● Records for this exercise:

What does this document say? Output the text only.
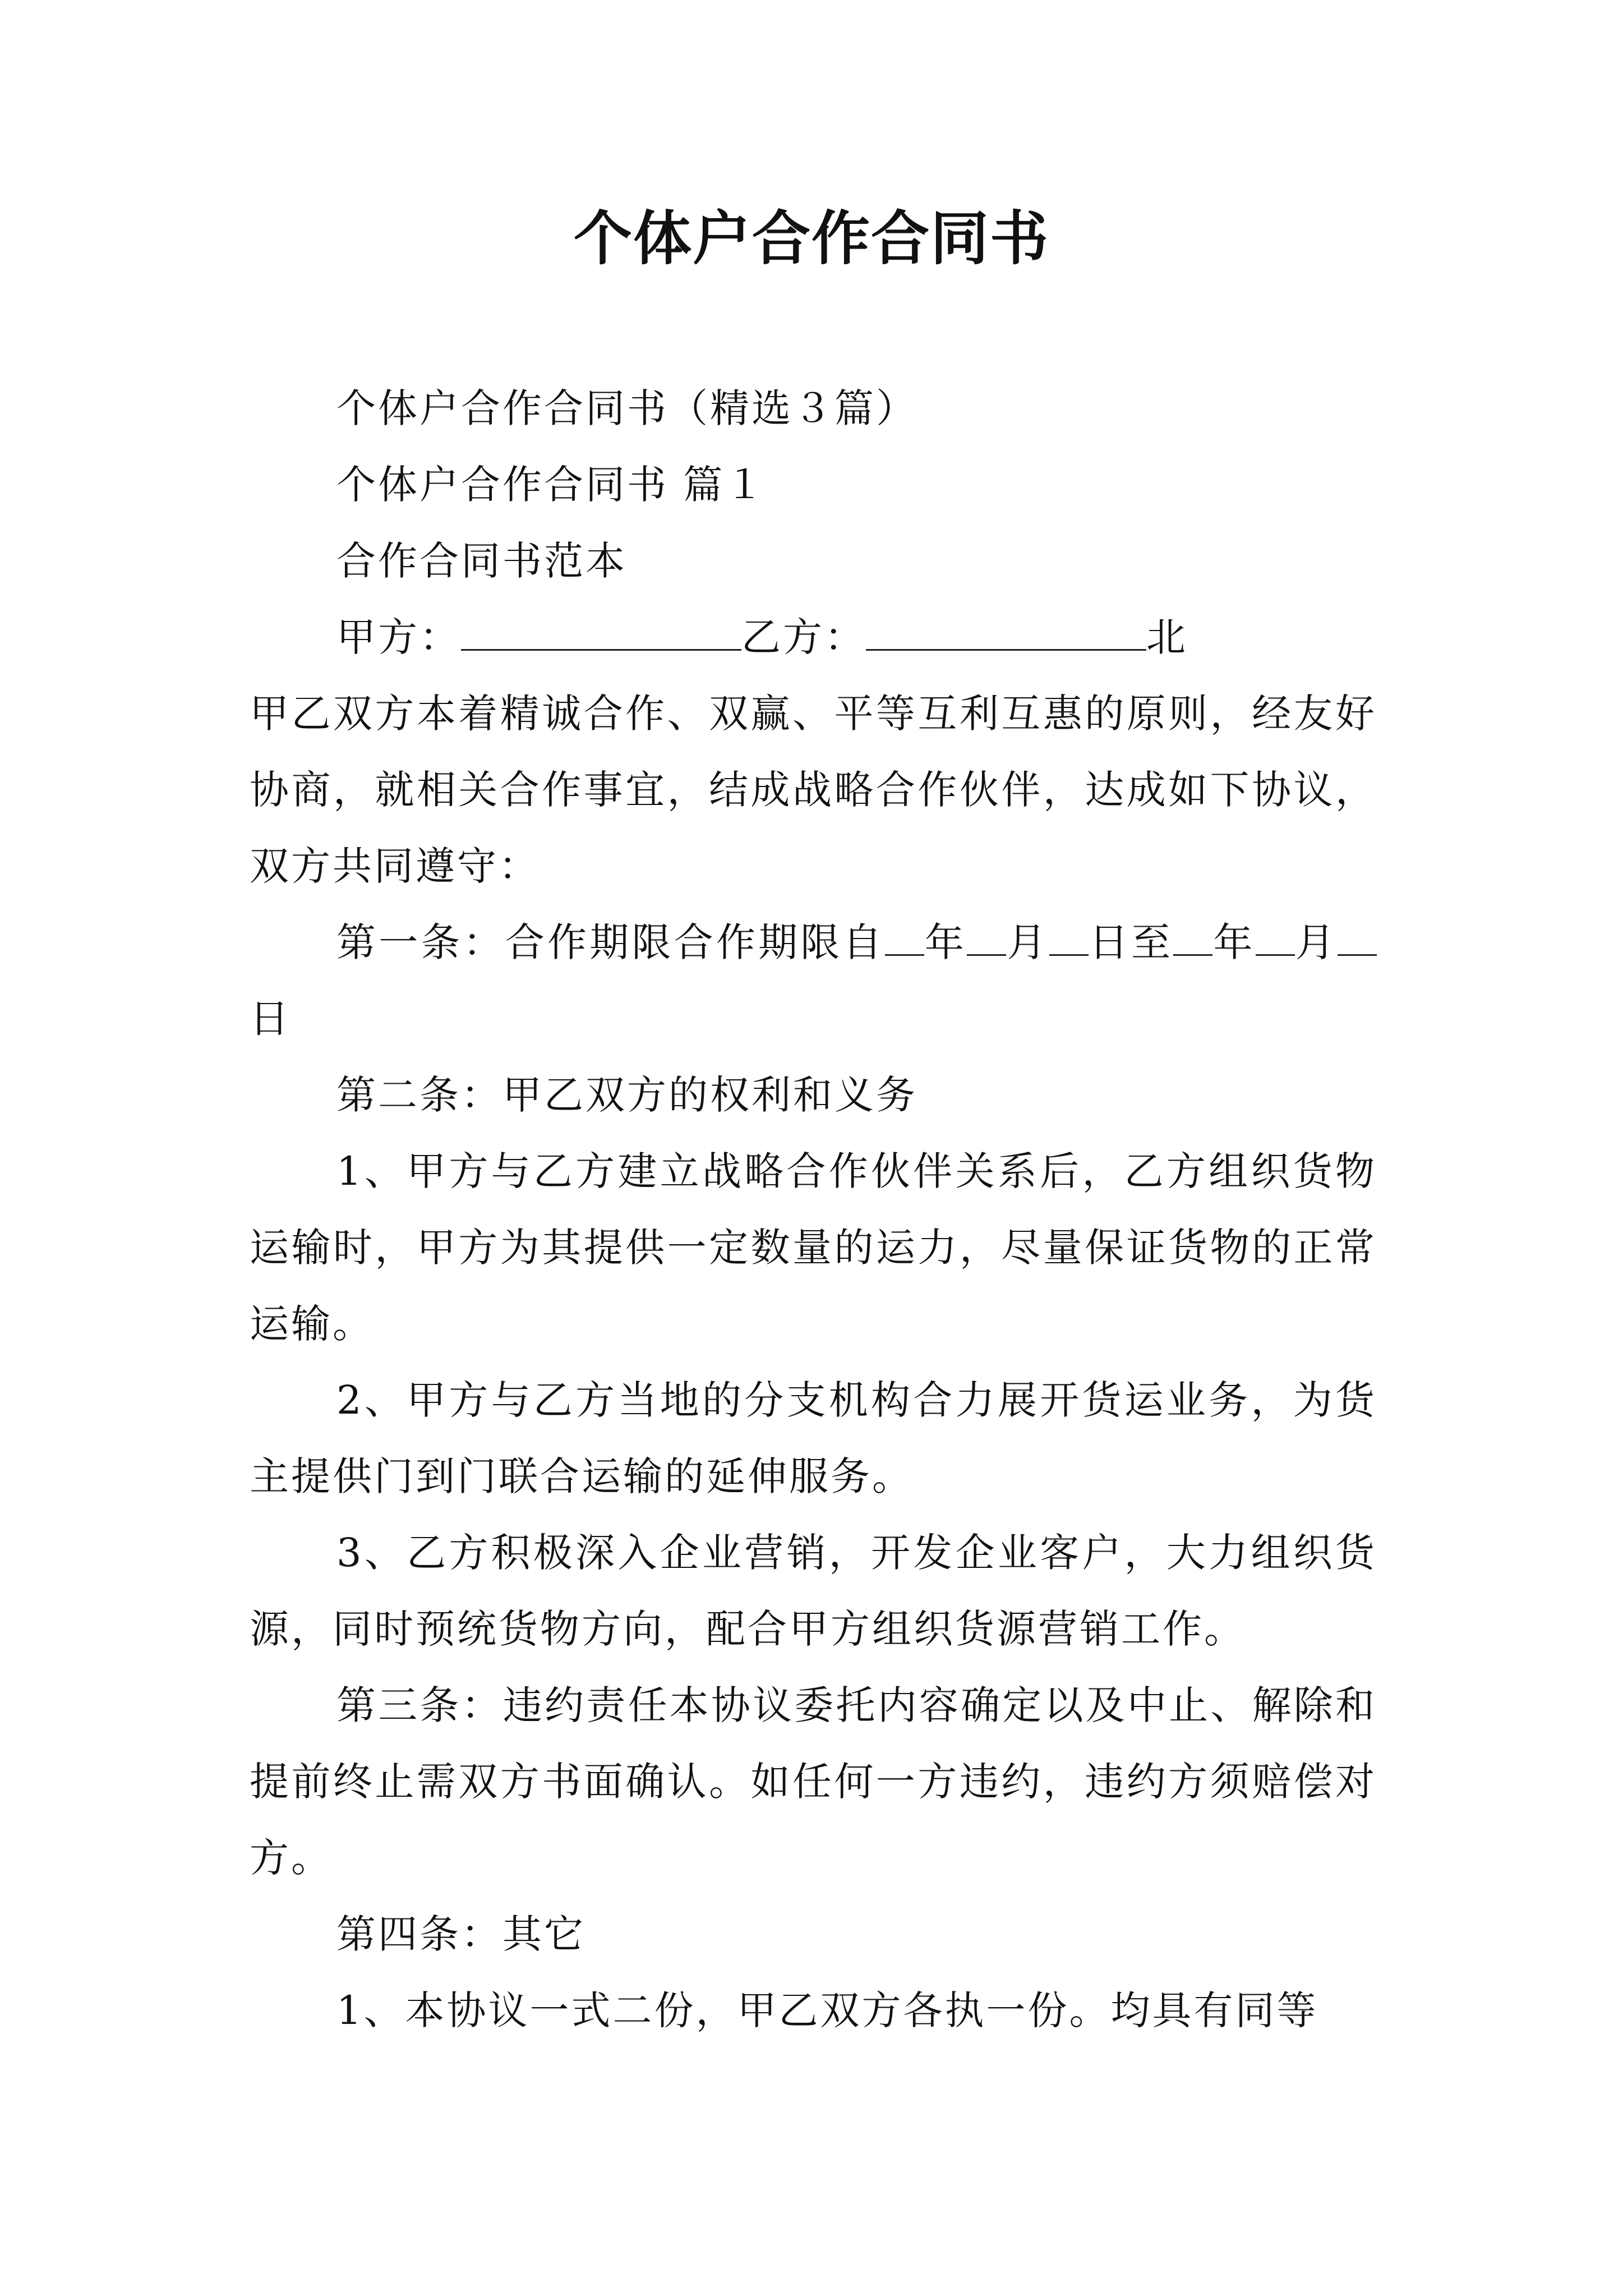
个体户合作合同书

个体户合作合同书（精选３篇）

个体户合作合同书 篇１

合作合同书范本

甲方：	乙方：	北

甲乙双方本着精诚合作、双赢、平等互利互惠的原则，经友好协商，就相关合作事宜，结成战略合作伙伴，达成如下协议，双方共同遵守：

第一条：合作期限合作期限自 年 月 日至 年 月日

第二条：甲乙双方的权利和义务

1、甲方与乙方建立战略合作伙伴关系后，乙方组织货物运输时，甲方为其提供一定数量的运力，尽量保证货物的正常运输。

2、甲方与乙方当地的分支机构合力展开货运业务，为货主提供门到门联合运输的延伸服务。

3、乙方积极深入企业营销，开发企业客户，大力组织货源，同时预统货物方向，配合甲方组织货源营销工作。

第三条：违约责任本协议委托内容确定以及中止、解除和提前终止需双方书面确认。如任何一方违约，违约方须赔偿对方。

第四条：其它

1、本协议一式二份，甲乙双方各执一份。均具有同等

● Exercise instructions: The data above needs to be retyped exactly, with the images left out.

● Answer for this exercise:
What does this document say? Output the text only.
个体户合作合同书

个体户合作合同书（精选３篇）

个体户合作合同书 篇１

合作合同书范本

甲方：	乙方：	北

甲乙双方本着精诚合作、双赢、平等互利互惠的原则，经友好协商，就相关合作事宜，结成战略合作伙伴，达成如下协议，双方共同遵守：

第一条：合作期限合作期限自 年 月 日至 年 月日

第二条：甲乙双方的权利和义务

1、甲方与乙方建立战略合作伙伴关系后，乙方组织货物运输时，甲方为其提供一定数量的运力，尽量保证货物的正常运输。

2、甲方与乙方当地的分支机构合力展开货运业务，为货主提供门到门联合运输的延伸服务。

3、乙方积极深入企业营销，开发企业客户，大力组织货源，同时预统货物方向，配合甲方组织货源营销工作。

第三条：违约责任本协议委托内容确定以及中止、解除和提前终止需双方书面确认。如任何一方违约，违约方须赔偿对方。

第四条：其它

1、本协议一式二份，甲乙双方各执一份。均具有同等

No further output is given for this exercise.